__GIVEN INSTRUCTION 1__
Answer these questions using the post about the risks of photography.
(a) What did the well-known photographer's post list?
(b) Which two animals, and in which settings, does the author give as examples of actual physical risk?
(c) In which state were the professional photographers the author recently spoke with?
__GIVEN INSTRUCTION 2__
Carry on the post about the risks of nature photography from its last sentence.

__PAGE__

* start *

Recently I read a post by a well-known photographer who listed reasons why photography can be a risk. I agree on creative choices made, being vulnerable to criticism or some of the day-to-day course of actions, but he missed the real-life risks many photographers take while shooting in remote locations of animals that really can pose a threat. Many nature photographers take extreme risks with weather, location, or animals encountered. Maybe this was not his point, but I thought it worth a mention.
I don’t mean to belittle putting your work out there for accolade from camera club judges and instead getting biting criticism, but there really is no comparison to actual physical risk. Face a polar bear on the sea ice or lion on the savanna and then we are talking risk. No judge would intimidate me if I got those shots and lived to tell!
Now and again you do run across animals that pose a threat on occasion.
I was talking to a few professional photographers in Pennsylvania about this very subject recently.

* end *

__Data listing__
* start *

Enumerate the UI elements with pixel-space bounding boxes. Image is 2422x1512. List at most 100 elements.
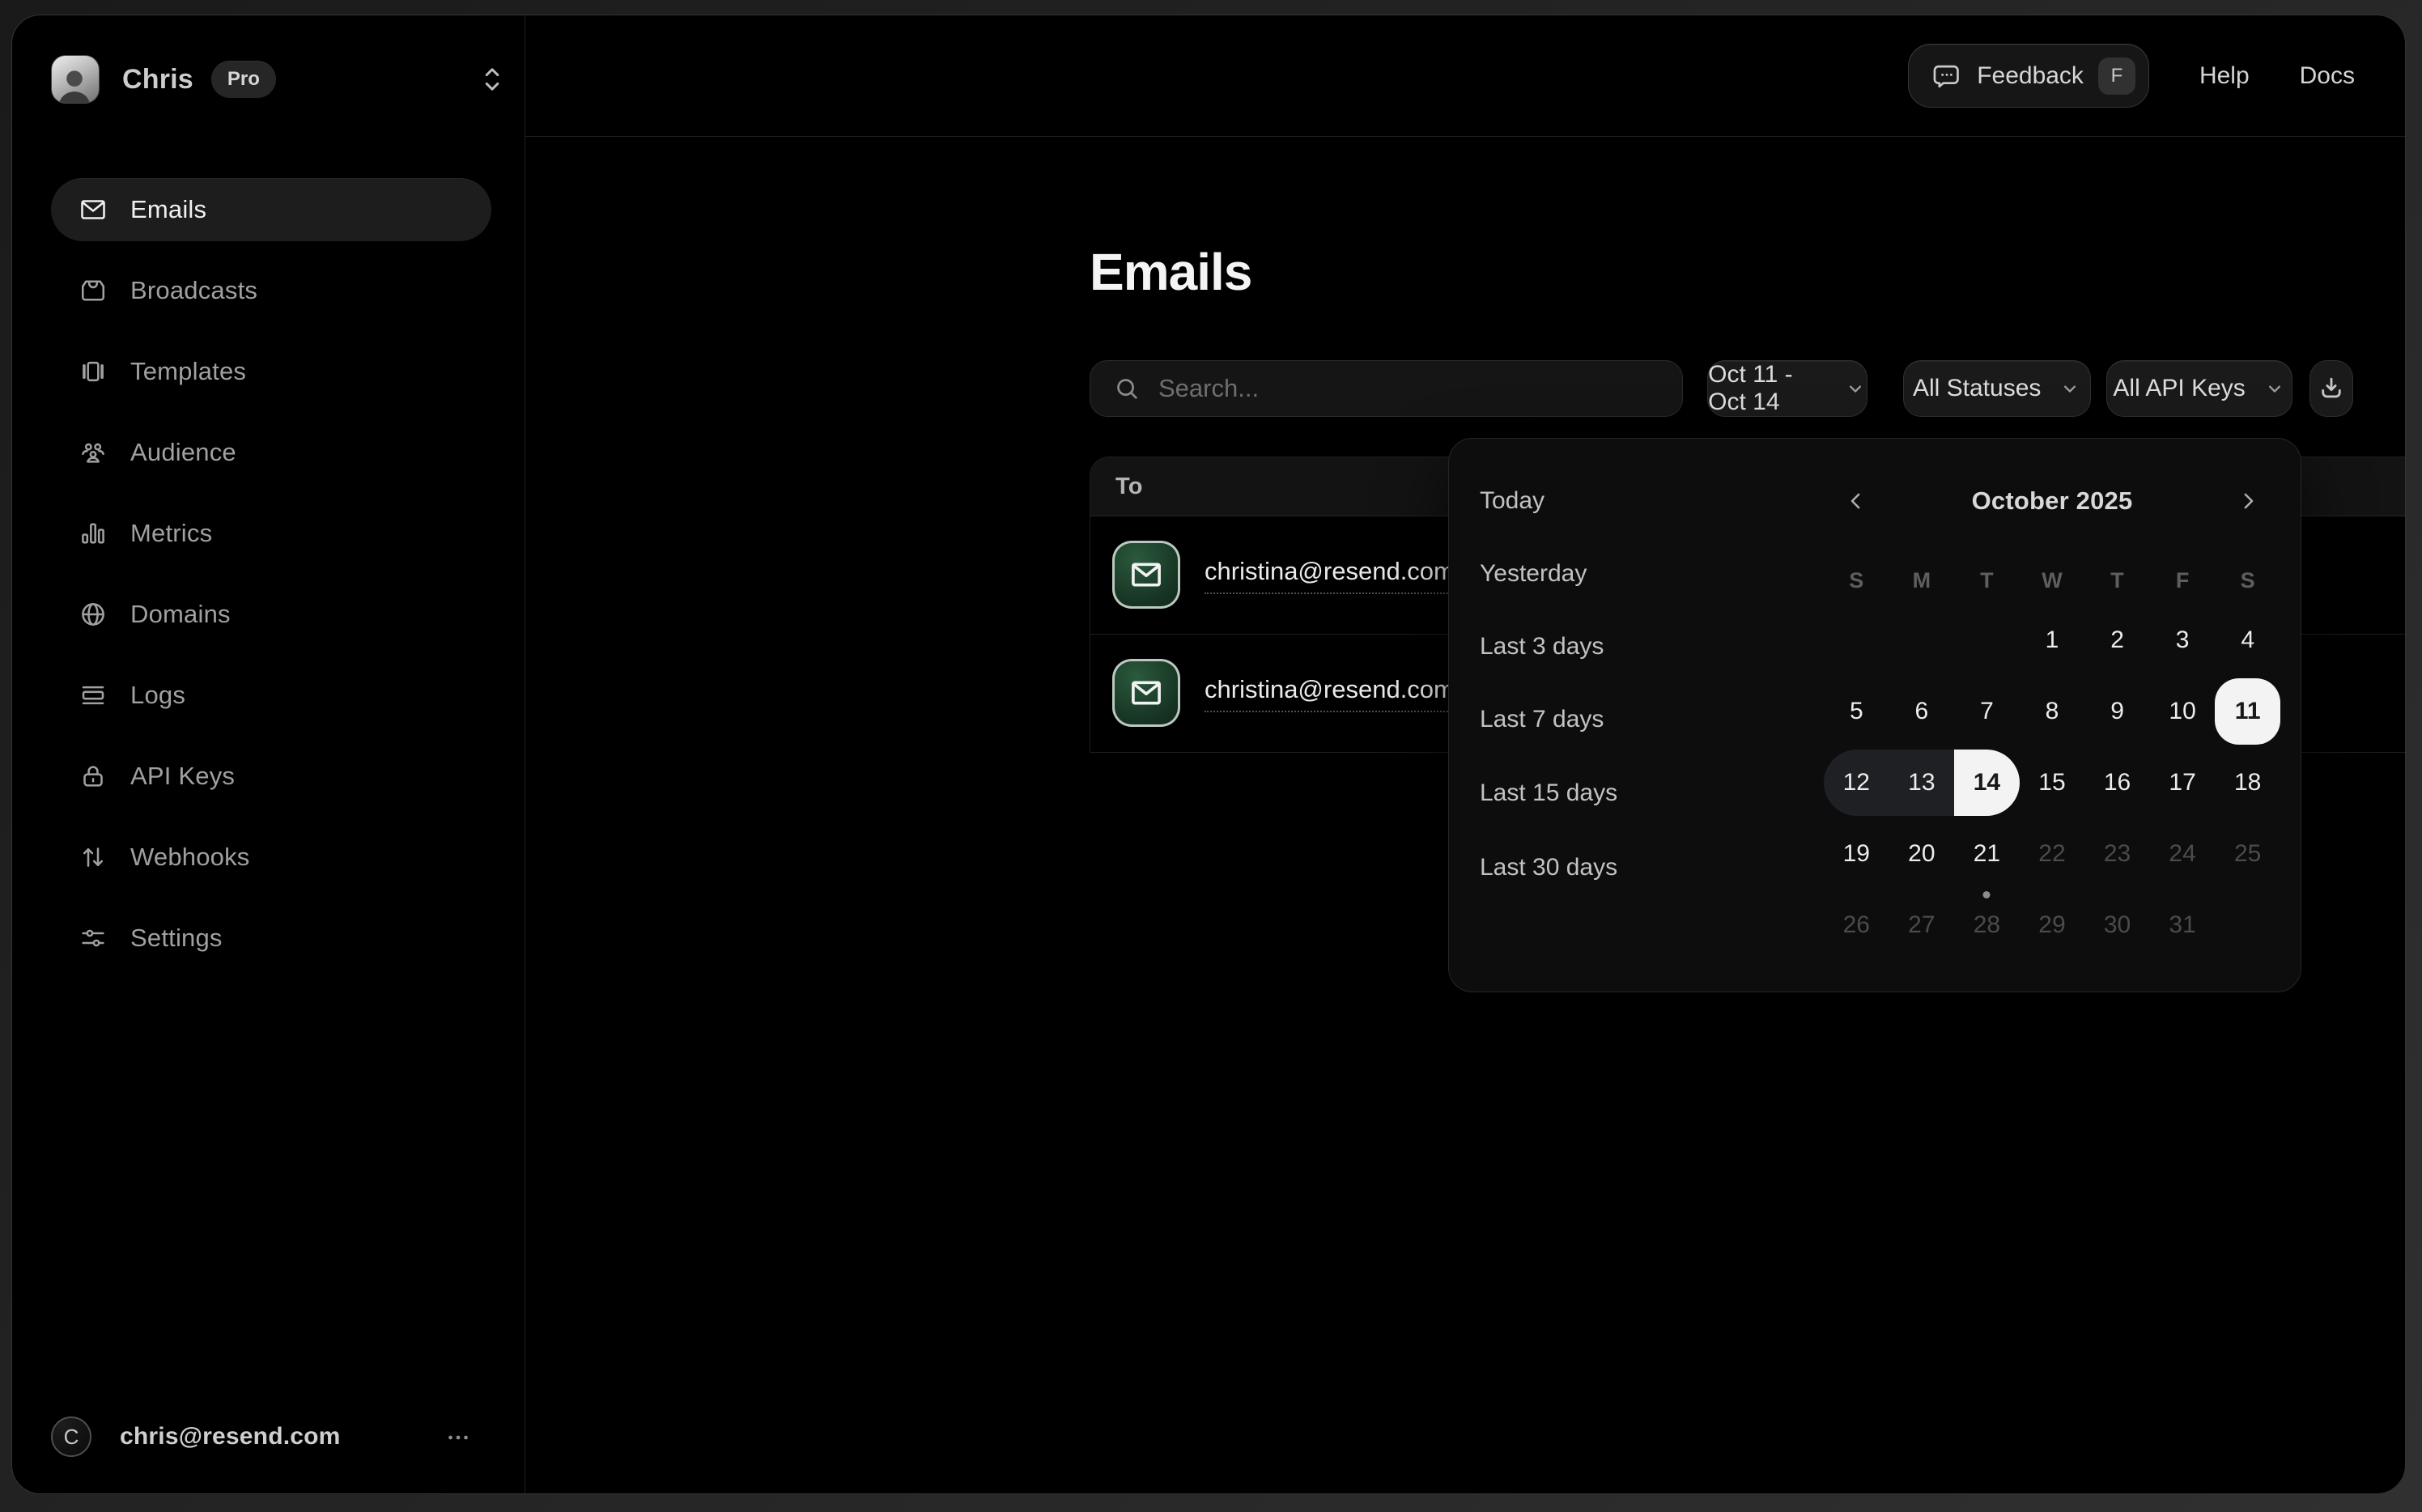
workspace-switcher[interactable]: Chris Pro xyxy=(51,54,488,104)
calendar-day[interactable]: 15 xyxy=(2020,750,2085,816)
sidebar-item-label: Domains xyxy=(130,600,231,629)
account-row: C chris@resend.com xyxy=(51,1416,488,1458)
sidebar-item-domains[interactable]: Domains xyxy=(51,583,491,646)
calendar-day[interactable]: 17 xyxy=(2150,750,2216,816)
calendar-nav: October 2025 xyxy=(1824,478,2280,525)
calendar-day[interactable]: 18 xyxy=(2215,750,2280,816)
sidebar-item-label: Webhooks xyxy=(130,843,250,872)
weekday-label: S xyxy=(1824,564,1889,597)
preset-yesterday[interactable]: Yesterday xyxy=(1480,556,1587,592)
calendar-empty-cell xyxy=(1824,607,1889,673)
preset-last-7-days[interactable]: Last 7 days xyxy=(1480,702,1604,737)
templates-icon xyxy=(79,357,108,386)
preset-today[interactable]: Today xyxy=(1480,483,1545,519)
sidebar-item-webhooks[interactable]: Webhooks xyxy=(51,826,491,889)
help-link[interactable]: Help xyxy=(2199,62,2250,90)
inbox-icon xyxy=(79,276,108,305)
calendar-day[interactable]: 1 xyxy=(2020,607,2085,673)
sidebar-item-label: Audience xyxy=(130,438,236,467)
download-icon xyxy=(2316,373,2347,404)
calendar-day[interactable]: 21 xyxy=(1954,821,2020,887)
date-range-value: Oct 11 - Oct 14 xyxy=(1708,361,1826,416)
calendar-day[interactable]: 9 xyxy=(2084,678,2150,745)
status-filter-value: All Statuses xyxy=(1913,375,2041,402)
search-box[interactable] xyxy=(1090,360,1683,417)
calendar-day[interactable]: 5 xyxy=(1824,678,1889,745)
feedback-shortcut-badge: F xyxy=(2098,57,2135,95)
account-avatar: C xyxy=(51,1416,91,1457)
calendar-day: 22 xyxy=(2020,821,2085,887)
calendar-day: 24 xyxy=(2150,821,2216,887)
prev-month-icon[interactable] xyxy=(1824,478,1889,525)
export-button[interactable] xyxy=(2309,360,2353,417)
calendar-empty-cell xyxy=(2215,892,2280,958)
email-avatar xyxy=(1112,541,1180,609)
calendar-day[interactable]: 11 xyxy=(2215,678,2280,745)
preset-last-3-days[interactable]: Last 3 days xyxy=(1480,629,1604,665)
calendar-month-label: October 2025 xyxy=(1889,486,2216,516)
column-header-to: To xyxy=(1115,457,1143,516)
sliders-icon xyxy=(79,924,108,953)
next-month-icon[interactable] xyxy=(2216,478,2280,525)
account-email: chris@resend.com xyxy=(120,1423,341,1450)
sidebar-item-api-keys[interactable]: API Keys xyxy=(51,745,491,808)
calendar-day: 31 xyxy=(2150,892,2216,958)
recipient-email[interactable]: christina@resend.com xyxy=(1205,675,1455,712)
sidebar-item-logs[interactable]: Logs xyxy=(51,664,491,727)
chevron-up-down-icon[interactable] xyxy=(478,64,506,95)
api-key-filter[interactable]: All API Keys xyxy=(2106,360,2292,417)
api-key-filter-value: All API Keys xyxy=(2113,375,2245,402)
calendar-day[interactable]: 19 xyxy=(1824,821,1889,887)
weekday-label: S xyxy=(2215,564,2280,597)
search-input[interactable] xyxy=(1157,373,1659,404)
chevron-down-icon xyxy=(2059,377,2081,400)
calendar-empty-cell xyxy=(1889,607,1955,673)
sidebar-item-label: Metrics xyxy=(130,519,212,548)
weekday-label: T xyxy=(1954,564,2020,597)
chat-bubble-icon xyxy=(1931,61,1962,91)
calendar-day[interactable]: 16 xyxy=(2084,750,2150,816)
calendar-day[interactable]: 8 xyxy=(2020,678,2085,745)
mail-icon xyxy=(79,195,108,224)
email-avatar xyxy=(1112,659,1180,727)
sidebar-item-label: Templates xyxy=(130,357,246,386)
account-menu-icon[interactable] xyxy=(443,1422,474,1453)
calendar-day[interactable]: 14 xyxy=(1954,750,2020,816)
recipient-email[interactable]: christina@resend.com xyxy=(1205,557,1455,594)
app-window: Chris Pro Emails xyxy=(11,15,2406,1494)
docs-link[interactable]: Docs xyxy=(2300,62,2355,90)
calendar-day[interactable]: 2 xyxy=(2084,607,2150,673)
calendar-day[interactable]: 7 xyxy=(1954,678,2020,745)
preset-last-15-days[interactable]: Last 15 days xyxy=(1480,775,1617,811)
sidebar-item-label: Logs xyxy=(130,681,185,710)
topbar: Feedback F Help Docs xyxy=(525,15,2405,137)
chevron-down-icon xyxy=(1844,377,1867,400)
sidebar-item-emails[interactable]: Emails xyxy=(51,178,491,241)
feedback-button[interactable]: Feedback F xyxy=(1908,44,2149,108)
sidebar-item-audience[interactable]: Audience xyxy=(51,421,491,484)
sidebar-item-metrics[interactable]: Metrics xyxy=(51,502,491,565)
sidebar: Chris Pro Emails xyxy=(12,15,525,1493)
calendar-day[interactable]: 12 xyxy=(1824,750,1889,816)
calendar-day: 26 xyxy=(1824,892,1889,958)
filter-bar: Oct 11 - Oct 14 All Statuses All API Key… xyxy=(1090,360,2353,417)
sidebar-item-broadcasts[interactable]: Broadcasts xyxy=(51,259,491,322)
lock-icon xyxy=(79,762,108,791)
sidebar-item-templates[interactable]: Templates xyxy=(51,340,491,403)
sidebar-item-label: Settings xyxy=(130,924,223,953)
calendar-day[interactable]: 13 xyxy=(1889,750,1955,816)
date-range-filter[interactable]: Oct 11 - Oct 14 xyxy=(1707,360,1867,417)
calendar-day[interactable]: 10 xyxy=(2150,678,2216,745)
desktop-background: Chris Pro Emails xyxy=(0,0,2422,1512)
calendar-day[interactable]: 20 xyxy=(1889,821,1955,887)
sidebar-item-label: Broadcasts xyxy=(130,276,257,305)
preset-last-30-days[interactable]: Last 30 days xyxy=(1480,850,1617,886)
calendar-day[interactable]: 3 xyxy=(2150,607,2216,673)
calendar-day[interactable]: 6 xyxy=(1889,678,1955,745)
status-filter[interactable]: All Statuses xyxy=(1903,360,2091,417)
sidebar-item-label: API Keys xyxy=(130,762,235,791)
sidebar-item-settings[interactable]: Settings xyxy=(51,907,491,970)
chevron-down-icon xyxy=(2263,377,2286,400)
calendar-day[interactable]: 4 xyxy=(2215,607,2280,673)
calendar-empty-cell xyxy=(1954,607,2020,673)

* end *

__EXERCISE OUTPUT 1__
(a) Reasons why photography can be a risk.
(b) A polar bear on the sea ice and a lion on the savanna.
(c) Pennsylvania.

__EXERCISE OUTPUT 2__
In my home state, I have grown rather complacent when traipsing around the mountains and woodlands. I go about my business forgetting that where I grew up, there are actually creatures that can pose a threat.
Where I live now, these animals would be very rare. Eastern Rattlesnakes, Copperheads, and Water Moccasins are found in PA and I often forget that until I am in a place where they might be hiding. The panic hits me where the logs and rock outcroppings no longer perk my photographic interest.
In PA I have run across black bears on occasion, and once I startled a bear cub. Now that was very scary since I had no idea where mom was located.
Riding my horse in the woods one time, I came across a mountain lion in a tree, and had my horse not sensed it in time, I may have been a kitty snack.
Another time I came across a mountain lion that was apparently hit by a car just lying on the side of the road. I quickly left that scene since it may have only been stunned. That or a great trick to snag some dinner.
In PA I can’t tell you how many coyotes and skunks I encountered. Sure a skunk won’t eat you, but it sure can make life miserable for a while.
I guess if your specialty is macro photography, you don’t often think about bodily risk.
In WNY, we just don’t run across that kind of creature. In this post, I have mostly docile critters I ran across this past year.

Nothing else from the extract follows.